- **RECORDS SHOWN**:
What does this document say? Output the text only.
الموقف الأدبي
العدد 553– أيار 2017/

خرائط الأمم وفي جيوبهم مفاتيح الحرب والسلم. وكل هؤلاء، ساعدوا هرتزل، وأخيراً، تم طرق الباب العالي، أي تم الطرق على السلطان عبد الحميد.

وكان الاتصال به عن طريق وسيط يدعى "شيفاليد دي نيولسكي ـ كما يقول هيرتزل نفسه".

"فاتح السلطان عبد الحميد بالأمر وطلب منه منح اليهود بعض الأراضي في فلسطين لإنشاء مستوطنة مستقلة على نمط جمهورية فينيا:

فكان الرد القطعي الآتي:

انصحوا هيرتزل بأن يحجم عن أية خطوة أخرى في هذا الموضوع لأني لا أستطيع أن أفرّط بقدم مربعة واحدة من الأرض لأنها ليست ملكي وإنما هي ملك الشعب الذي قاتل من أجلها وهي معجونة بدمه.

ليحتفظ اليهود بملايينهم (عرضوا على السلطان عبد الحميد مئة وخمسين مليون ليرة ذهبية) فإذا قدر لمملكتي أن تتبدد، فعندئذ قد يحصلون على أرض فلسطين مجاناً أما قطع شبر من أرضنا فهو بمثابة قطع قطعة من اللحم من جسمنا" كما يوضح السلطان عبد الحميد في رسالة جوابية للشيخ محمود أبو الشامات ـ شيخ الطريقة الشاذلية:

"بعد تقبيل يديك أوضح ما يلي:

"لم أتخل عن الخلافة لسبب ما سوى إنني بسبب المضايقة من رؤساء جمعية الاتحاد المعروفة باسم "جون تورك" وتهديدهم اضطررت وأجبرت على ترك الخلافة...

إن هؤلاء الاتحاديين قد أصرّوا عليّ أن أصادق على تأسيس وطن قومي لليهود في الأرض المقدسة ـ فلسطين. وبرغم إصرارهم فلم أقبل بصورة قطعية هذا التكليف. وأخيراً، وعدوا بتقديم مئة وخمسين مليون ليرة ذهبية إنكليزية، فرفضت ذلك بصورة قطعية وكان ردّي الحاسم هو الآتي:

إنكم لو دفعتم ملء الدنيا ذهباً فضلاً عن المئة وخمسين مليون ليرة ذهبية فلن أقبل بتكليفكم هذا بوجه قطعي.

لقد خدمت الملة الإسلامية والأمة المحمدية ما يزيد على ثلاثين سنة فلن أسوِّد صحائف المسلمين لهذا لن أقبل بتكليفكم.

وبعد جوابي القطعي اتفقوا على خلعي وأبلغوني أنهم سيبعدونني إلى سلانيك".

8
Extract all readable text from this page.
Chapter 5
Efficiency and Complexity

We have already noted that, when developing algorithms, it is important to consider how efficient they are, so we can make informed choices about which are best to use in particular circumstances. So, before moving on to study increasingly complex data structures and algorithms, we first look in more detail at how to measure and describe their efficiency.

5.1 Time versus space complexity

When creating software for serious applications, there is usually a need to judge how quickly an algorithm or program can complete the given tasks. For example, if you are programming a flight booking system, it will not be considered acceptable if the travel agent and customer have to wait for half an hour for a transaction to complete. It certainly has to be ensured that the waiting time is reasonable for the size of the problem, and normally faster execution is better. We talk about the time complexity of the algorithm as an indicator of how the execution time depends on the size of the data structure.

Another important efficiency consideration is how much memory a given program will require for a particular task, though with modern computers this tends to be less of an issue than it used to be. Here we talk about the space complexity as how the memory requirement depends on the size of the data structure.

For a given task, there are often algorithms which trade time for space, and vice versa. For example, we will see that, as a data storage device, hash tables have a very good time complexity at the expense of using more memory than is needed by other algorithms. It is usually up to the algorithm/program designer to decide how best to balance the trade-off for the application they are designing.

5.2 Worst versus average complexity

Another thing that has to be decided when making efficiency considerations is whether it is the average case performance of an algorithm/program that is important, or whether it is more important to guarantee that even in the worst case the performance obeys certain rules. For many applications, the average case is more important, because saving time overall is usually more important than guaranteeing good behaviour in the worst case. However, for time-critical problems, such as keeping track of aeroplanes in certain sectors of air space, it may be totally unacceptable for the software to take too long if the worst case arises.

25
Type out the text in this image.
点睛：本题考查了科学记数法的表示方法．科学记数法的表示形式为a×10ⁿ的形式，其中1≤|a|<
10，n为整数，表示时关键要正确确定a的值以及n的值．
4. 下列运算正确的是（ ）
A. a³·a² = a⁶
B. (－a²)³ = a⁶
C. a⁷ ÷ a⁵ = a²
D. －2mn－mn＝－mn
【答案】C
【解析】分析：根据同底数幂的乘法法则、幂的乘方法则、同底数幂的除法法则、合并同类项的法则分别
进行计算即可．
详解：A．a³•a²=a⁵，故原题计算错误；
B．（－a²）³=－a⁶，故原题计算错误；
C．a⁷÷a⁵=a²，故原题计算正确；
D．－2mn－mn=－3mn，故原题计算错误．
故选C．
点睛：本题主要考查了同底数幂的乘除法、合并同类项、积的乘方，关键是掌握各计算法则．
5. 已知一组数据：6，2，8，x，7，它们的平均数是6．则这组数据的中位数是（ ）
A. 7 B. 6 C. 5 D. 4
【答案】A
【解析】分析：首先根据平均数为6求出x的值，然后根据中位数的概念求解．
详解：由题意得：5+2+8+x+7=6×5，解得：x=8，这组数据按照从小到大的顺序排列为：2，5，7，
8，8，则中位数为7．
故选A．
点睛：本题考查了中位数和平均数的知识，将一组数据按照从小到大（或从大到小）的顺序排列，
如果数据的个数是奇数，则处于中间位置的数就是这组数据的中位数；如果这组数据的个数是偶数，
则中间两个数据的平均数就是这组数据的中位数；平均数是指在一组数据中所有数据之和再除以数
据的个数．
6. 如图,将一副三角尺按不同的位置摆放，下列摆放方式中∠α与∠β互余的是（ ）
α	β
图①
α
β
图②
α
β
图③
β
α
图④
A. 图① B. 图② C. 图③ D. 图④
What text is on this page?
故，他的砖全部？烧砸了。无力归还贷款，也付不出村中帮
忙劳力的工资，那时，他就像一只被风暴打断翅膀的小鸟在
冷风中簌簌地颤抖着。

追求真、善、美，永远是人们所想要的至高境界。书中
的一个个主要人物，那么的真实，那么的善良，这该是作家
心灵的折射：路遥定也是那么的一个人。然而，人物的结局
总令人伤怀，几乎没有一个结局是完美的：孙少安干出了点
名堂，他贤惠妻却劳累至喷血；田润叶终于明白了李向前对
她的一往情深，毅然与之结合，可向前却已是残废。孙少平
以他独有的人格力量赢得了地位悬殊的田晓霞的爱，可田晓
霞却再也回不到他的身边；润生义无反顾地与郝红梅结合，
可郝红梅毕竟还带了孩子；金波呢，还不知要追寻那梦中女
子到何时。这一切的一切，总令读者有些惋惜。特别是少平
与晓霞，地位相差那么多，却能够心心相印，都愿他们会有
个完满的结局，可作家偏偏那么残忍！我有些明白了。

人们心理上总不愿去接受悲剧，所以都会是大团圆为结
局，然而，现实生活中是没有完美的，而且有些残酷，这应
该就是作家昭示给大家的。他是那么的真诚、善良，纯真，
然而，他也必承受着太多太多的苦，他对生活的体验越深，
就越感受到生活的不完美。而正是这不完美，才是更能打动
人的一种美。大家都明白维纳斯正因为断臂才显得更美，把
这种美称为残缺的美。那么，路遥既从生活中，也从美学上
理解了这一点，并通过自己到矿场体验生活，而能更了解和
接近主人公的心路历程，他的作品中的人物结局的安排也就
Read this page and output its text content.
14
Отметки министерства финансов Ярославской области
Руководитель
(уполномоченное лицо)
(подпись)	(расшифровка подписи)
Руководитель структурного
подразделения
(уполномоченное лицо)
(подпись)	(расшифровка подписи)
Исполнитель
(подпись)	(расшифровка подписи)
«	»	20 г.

- **WHAT YOU WILL DO**: Pull out the lines above in which the word "memory" appears.

- **RESULT**:
Another important efficiency consideration is how much memory a given program will require for a particular task, though with modern computers this tends to be less of an issue than it used to be. Here we talk about the space complexity as how the memory requirement depends on the size of the data structure.
For a given task, there are often algorithms which trade time for space, and vice versa. For example, we will see that, as a data storage device, hash tables have a very good time complexity at the expense of using more memory than is needed by other algorithms. It is usually up to the algorithm/program designer to decide how best to balance the trade-off for the application they are designing.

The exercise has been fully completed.